## begin SOURCE RECORDS

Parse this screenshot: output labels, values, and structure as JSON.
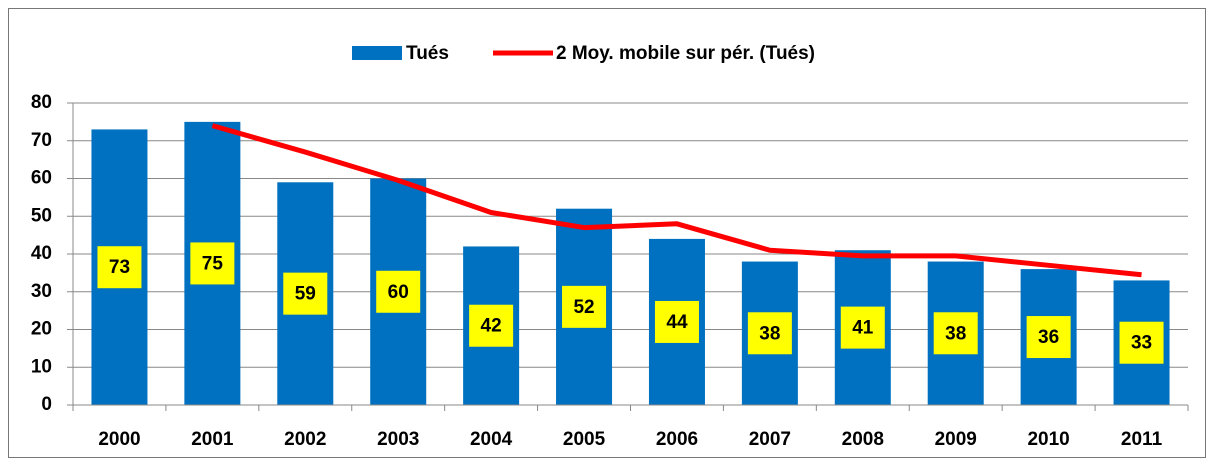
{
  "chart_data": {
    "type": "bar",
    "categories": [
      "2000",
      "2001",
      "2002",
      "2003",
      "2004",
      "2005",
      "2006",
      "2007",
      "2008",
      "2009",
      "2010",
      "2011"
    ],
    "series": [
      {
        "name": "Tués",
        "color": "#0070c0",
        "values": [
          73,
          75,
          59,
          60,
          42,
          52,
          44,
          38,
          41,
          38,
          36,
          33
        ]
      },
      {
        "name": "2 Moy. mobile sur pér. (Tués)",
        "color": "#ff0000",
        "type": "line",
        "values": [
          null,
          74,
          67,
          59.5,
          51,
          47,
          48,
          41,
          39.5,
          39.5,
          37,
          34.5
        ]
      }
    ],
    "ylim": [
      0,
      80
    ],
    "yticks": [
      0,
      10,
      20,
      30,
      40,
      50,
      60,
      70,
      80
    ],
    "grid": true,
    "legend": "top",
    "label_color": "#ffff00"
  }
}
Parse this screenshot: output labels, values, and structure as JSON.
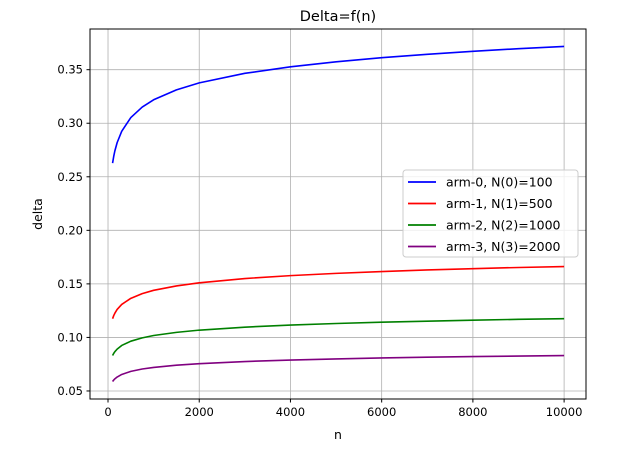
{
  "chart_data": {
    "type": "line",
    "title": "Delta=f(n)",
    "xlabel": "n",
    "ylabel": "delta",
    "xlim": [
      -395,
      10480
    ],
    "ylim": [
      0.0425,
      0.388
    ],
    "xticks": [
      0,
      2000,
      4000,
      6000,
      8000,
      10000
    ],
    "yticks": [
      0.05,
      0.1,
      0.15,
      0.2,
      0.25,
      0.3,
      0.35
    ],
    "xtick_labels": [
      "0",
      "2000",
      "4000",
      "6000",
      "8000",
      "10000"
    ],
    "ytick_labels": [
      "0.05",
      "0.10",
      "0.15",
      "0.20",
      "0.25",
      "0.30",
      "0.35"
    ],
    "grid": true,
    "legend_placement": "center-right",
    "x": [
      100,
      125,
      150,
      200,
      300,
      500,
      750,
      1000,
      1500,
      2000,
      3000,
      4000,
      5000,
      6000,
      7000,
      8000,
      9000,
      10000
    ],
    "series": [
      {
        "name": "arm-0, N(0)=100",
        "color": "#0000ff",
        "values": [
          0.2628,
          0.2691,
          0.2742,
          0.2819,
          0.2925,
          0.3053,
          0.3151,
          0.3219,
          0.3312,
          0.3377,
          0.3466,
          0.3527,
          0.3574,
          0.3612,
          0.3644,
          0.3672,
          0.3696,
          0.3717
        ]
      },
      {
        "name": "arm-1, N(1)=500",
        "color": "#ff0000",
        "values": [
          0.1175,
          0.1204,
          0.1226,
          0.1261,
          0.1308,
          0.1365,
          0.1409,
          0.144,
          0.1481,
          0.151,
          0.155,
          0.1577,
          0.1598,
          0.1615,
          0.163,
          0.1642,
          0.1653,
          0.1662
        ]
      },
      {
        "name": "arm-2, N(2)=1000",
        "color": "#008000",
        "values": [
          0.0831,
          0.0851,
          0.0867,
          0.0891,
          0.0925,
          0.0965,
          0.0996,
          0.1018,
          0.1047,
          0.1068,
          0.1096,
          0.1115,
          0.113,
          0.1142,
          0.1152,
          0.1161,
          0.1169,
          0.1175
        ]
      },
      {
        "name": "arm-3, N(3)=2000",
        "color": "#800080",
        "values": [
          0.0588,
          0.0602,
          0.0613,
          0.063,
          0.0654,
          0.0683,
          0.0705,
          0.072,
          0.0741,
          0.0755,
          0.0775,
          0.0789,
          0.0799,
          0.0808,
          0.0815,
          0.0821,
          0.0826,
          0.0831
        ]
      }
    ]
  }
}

## end SOURCE RECORDS

• WHAT YOU HAVE TO DO
Every record above should be written out again exactly; the pictures stay out of the copy.

• EXERCISE ANSWER
Parse this screenshot: output labels, values, and structure as JSON.
{
  "chart_data": {
    "type": "bar",
    "categories": [
      "2000",
      "2001",
      "2002",
      "2003",
      "2004",
      "2005",
      "2006",
      "2007",
      "2008",
      "2009",
      "2010",
      "2011"
    ],
    "series": [
      {
        "name": "Tués",
        "color": "#0070c0",
        "values": [
          73,
          75,
          59,
          60,
          42,
          52,
          44,
          38,
          41,
          38,
          36,
          33
        ]
      },
      {
        "name": "2 Moy. mobile sur pér. (Tués)",
        "color": "#ff0000",
        "type": "line",
        "values": [
          null,
          74,
          67,
          59.5,
          51,
          47,
          48,
          41,
          39.5,
          39.5,
          37,
          34.5
        ]
      }
    ],
    "ylim": [
      0,
      80
    ],
    "yticks": [
      0,
      10,
      20,
      30,
      40,
      50,
      60,
      70,
      80
    ],
    "grid": true,
    "legend": "top",
    "label_color": "#ffff00"
  }
}
Parse this screenshot: output labels, values, and structure as JSON.
{
  "chart_data": {
    "type": "line",
    "title": "Delta=f(n)",
    "xlabel": "n",
    "ylabel": "delta",
    "xlim": [
      -395,
      10480
    ],
    "ylim": [
      0.0425,
      0.388
    ],
    "xticks": [
      0,
      2000,
      4000,
      6000,
      8000,
      10000
    ],
    "yticks": [
      0.05,
      0.1,
      0.15,
      0.2,
      0.25,
      0.3,
      0.35
    ],
    "xtick_labels": [
      "0",
      "2000",
      "4000",
      "6000",
      "8000",
      "10000"
    ],
    "ytick_labels": [
      "0.05",
      "0.10",
      "0.15",
      "0.20",
      "0.25",
      "0.30",
      "0.35"
    ],
    "grid": true,
    "legend_placement": "center-right",
    "x": [
      100,
      125,
      150,
      200,
      300,
      500,
      750,
      1000,
      1500,
      2000,
      3000,
      4000,
      5000,
      6000,
      7000,
      8000,
      9000,
      10000
    ],
    "series": [
      {
        "name": "arm-0, N(0)=100",
        "color": "#0000ff",
        "values": [
          0.2628,
          0.2691,
          0.2742,
          0.2819,
          0.2925,
          0.3053,
          0.3151,
          0.3219,
          0.3312,
          0.3377,
          0.3466,
          0.3527,
          0.3574,
          0.3612,
          0.3644,
          0.3672,
          0.3696,
          0.3717
        ]
      },
      {
        "name": "arm-1, N(1)=500",
        "color": "#ff0000",
        "values": [
          0.1175,
          0.1204,
          0.1226,
          0.1261,
          0.1308,
          0.1365,
          0.1409,
          0.144,
          0.1481,
          0.151,
          0.155,
          0.1577,
          0.1598,
          0.1615,
          0.163,
          0.1642,
          0.1653,
          0.1662
        ]
      },
      {
        "name": "arm-2, N(2)=1000",
        "color": "#008000",
        "values": [
          0.0831,
          0.0851,
          0.0867,
          0.0891,
          0.0925,
          0.0965,
          0.0996,
          0.1018,
          0.1047,
          0.1068,
          0.1096,
          0.1115,
          0.113,
          0.1142,
          0.1152,
          0.1161,
          0.1169,
          0.1175
        ]
      },
      {
        "name": "arm-3, N(3)=2000",
        "color": "#800080",
        "values": [
          0.0588,
          0.0602,
          0.0613,
          0.063,
          0.0654,
          0.0683,
          0.0705,
          0.072,
          0.0741,
          0.0755,
          0.0775,
          0.0789,
          0.0799,
          0.0808,
          0.0815,
          0.0821,
          0.0826,
          0.0831
        ]
      }
    ]
  }
}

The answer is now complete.